[What you need to do]
Count how many lines of the material hold "ylabel". Respond with that number alone.

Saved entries
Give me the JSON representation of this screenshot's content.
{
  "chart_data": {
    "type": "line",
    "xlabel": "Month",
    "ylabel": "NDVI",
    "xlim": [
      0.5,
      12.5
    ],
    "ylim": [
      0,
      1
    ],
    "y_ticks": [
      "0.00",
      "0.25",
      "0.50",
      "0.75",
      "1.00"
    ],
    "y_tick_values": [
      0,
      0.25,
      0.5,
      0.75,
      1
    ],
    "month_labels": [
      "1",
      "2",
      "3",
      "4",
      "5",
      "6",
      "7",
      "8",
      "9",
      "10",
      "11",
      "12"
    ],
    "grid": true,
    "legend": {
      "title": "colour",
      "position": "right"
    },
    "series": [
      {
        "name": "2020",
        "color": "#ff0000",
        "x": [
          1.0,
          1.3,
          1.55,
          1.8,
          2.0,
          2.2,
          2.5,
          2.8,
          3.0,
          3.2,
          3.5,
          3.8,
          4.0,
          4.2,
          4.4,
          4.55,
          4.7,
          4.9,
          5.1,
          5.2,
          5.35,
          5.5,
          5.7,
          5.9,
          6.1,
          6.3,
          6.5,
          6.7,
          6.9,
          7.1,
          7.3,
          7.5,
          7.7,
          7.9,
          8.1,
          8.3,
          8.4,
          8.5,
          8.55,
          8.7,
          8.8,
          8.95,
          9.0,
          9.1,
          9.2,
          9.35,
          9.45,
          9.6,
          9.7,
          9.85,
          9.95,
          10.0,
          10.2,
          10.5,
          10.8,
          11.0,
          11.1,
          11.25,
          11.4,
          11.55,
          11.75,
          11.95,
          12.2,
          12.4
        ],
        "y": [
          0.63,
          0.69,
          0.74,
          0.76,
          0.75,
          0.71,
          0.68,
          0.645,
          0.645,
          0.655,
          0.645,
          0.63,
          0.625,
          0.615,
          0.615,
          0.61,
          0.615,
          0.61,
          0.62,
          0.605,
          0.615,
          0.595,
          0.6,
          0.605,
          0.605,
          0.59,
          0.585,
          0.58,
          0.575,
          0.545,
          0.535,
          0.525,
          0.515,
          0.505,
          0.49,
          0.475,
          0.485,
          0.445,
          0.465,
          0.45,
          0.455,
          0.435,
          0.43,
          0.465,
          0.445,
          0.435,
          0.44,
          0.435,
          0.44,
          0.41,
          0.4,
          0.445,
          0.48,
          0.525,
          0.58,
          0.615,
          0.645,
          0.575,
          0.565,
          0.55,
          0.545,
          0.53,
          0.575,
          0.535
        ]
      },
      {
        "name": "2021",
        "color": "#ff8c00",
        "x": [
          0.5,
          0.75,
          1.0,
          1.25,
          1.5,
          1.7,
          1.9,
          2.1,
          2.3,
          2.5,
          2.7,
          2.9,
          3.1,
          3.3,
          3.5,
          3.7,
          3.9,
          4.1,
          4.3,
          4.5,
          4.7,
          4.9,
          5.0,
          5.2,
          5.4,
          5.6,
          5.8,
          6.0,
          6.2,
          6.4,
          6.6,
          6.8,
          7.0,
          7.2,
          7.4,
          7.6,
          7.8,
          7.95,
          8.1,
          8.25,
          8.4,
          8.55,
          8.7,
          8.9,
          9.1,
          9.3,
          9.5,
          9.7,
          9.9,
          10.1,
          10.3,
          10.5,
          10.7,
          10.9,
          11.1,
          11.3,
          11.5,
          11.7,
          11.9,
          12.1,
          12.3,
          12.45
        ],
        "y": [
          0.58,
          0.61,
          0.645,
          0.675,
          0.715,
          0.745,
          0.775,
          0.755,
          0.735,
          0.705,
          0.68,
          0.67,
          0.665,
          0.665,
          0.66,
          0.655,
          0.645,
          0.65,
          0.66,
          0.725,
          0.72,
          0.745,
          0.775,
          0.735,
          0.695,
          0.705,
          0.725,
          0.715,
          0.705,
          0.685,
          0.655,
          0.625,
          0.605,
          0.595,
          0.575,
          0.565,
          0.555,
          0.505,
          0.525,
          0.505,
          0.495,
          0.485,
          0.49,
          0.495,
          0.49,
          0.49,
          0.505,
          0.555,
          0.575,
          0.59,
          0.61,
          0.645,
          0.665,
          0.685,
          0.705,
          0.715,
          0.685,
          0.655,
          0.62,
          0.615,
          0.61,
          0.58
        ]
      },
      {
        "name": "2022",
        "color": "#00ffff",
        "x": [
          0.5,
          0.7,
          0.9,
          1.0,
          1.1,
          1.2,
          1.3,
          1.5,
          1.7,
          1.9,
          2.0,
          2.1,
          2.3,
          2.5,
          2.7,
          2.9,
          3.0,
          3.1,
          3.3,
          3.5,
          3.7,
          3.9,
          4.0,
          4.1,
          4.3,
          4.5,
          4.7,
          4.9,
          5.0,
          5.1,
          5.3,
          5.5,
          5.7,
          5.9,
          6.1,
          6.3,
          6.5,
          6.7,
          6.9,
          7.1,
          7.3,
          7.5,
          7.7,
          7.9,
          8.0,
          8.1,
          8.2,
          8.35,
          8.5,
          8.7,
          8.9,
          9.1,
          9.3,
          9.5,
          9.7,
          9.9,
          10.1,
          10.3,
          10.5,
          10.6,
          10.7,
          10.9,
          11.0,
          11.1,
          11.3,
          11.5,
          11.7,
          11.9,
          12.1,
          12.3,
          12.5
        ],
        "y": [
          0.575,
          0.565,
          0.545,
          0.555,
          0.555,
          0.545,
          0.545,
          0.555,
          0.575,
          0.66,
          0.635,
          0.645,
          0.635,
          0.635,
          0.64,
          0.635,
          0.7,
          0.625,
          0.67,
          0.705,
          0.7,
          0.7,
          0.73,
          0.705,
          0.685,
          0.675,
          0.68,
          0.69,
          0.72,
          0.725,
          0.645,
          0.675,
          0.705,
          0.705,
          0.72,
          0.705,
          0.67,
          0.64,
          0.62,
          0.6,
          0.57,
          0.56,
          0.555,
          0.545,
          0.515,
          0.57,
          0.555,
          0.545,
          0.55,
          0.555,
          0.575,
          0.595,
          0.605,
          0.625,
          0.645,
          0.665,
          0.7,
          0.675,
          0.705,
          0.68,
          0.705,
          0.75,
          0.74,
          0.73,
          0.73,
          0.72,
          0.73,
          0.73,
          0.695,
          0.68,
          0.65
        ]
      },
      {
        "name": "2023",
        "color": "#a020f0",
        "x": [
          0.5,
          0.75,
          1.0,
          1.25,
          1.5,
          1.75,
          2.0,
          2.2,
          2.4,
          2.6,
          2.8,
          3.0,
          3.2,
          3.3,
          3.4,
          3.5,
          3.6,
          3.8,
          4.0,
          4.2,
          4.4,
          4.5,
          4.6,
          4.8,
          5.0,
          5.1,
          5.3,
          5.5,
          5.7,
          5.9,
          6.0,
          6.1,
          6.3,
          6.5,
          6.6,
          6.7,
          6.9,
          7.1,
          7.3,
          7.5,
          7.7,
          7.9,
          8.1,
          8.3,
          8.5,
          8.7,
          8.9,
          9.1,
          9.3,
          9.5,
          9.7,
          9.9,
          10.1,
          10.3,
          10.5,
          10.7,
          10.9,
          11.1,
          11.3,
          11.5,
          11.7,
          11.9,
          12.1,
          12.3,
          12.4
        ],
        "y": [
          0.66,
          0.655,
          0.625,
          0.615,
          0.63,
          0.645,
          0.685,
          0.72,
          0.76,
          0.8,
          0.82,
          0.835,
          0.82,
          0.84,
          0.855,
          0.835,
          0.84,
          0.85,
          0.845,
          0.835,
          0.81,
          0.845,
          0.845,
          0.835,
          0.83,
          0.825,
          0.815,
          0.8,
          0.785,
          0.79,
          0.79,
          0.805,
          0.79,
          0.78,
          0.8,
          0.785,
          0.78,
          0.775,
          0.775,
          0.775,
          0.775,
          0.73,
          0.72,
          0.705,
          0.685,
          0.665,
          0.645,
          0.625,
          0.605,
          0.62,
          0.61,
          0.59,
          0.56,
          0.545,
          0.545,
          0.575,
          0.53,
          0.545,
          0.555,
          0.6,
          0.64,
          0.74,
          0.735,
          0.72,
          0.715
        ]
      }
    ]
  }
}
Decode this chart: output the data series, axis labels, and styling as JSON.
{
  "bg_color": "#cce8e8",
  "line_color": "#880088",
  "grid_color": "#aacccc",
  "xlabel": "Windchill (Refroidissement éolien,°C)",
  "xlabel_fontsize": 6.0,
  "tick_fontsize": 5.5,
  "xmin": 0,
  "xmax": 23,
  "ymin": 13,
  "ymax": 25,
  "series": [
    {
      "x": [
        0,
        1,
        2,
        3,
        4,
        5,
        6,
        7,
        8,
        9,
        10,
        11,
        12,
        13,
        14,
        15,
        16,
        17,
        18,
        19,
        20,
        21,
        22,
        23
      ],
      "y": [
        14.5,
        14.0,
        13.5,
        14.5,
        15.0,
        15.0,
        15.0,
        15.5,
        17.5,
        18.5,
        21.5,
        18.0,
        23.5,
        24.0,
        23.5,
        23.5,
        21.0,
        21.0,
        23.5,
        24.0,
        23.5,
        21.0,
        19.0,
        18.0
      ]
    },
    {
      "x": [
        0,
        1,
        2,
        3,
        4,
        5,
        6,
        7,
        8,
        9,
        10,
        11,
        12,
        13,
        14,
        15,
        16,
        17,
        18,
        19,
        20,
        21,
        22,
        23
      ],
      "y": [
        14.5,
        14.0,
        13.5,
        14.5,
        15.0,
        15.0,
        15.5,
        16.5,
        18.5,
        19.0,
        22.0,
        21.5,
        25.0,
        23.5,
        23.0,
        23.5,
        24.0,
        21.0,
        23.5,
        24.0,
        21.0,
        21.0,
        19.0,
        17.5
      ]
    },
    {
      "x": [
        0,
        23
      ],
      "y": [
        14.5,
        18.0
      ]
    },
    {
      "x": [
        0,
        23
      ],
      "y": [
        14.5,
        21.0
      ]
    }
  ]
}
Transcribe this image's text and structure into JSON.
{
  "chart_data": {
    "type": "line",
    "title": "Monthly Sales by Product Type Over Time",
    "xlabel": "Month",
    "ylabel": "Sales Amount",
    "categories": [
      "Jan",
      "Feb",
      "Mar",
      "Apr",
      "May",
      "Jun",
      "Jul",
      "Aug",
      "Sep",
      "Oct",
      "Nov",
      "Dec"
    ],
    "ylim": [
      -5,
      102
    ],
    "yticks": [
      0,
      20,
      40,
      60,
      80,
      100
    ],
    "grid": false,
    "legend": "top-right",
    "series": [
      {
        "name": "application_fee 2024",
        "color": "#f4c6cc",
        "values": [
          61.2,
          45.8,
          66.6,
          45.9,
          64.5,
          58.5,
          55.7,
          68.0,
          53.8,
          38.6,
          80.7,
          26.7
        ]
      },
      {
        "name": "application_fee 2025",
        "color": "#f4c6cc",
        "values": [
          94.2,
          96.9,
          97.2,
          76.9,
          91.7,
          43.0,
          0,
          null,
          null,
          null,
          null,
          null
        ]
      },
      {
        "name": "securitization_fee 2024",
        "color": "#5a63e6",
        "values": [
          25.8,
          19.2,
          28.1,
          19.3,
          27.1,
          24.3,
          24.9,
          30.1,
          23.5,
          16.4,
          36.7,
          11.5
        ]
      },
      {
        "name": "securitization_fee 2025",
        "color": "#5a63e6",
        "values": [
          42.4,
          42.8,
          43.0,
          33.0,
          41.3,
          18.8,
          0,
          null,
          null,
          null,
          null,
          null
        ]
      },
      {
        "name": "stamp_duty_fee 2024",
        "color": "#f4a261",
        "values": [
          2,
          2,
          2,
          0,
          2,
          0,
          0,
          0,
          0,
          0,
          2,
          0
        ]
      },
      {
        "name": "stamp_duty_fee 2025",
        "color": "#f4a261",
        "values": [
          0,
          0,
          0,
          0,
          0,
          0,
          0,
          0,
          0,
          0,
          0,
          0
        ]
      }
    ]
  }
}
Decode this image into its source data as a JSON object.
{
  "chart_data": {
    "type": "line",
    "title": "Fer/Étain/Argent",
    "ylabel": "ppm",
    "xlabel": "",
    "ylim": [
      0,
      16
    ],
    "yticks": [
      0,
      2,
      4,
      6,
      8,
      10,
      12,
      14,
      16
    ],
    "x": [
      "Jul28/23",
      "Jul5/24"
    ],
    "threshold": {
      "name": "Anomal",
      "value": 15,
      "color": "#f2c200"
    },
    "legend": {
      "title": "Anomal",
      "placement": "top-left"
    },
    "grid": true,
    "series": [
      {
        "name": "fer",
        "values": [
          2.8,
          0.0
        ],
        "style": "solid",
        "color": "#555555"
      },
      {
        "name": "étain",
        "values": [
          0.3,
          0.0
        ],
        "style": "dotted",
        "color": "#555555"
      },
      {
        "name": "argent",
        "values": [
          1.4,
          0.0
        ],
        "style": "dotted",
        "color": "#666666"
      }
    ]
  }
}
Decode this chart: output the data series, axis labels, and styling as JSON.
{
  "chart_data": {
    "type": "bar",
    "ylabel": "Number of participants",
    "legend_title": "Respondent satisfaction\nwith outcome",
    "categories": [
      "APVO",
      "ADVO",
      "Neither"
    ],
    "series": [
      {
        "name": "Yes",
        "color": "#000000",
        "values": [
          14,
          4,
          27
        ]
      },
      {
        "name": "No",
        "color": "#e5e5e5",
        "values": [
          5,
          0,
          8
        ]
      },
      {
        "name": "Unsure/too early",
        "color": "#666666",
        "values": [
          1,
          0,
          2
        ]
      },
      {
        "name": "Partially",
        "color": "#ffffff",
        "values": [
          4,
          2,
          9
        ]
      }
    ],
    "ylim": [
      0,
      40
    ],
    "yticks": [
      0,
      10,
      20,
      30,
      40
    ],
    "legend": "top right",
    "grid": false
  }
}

[Reply]
4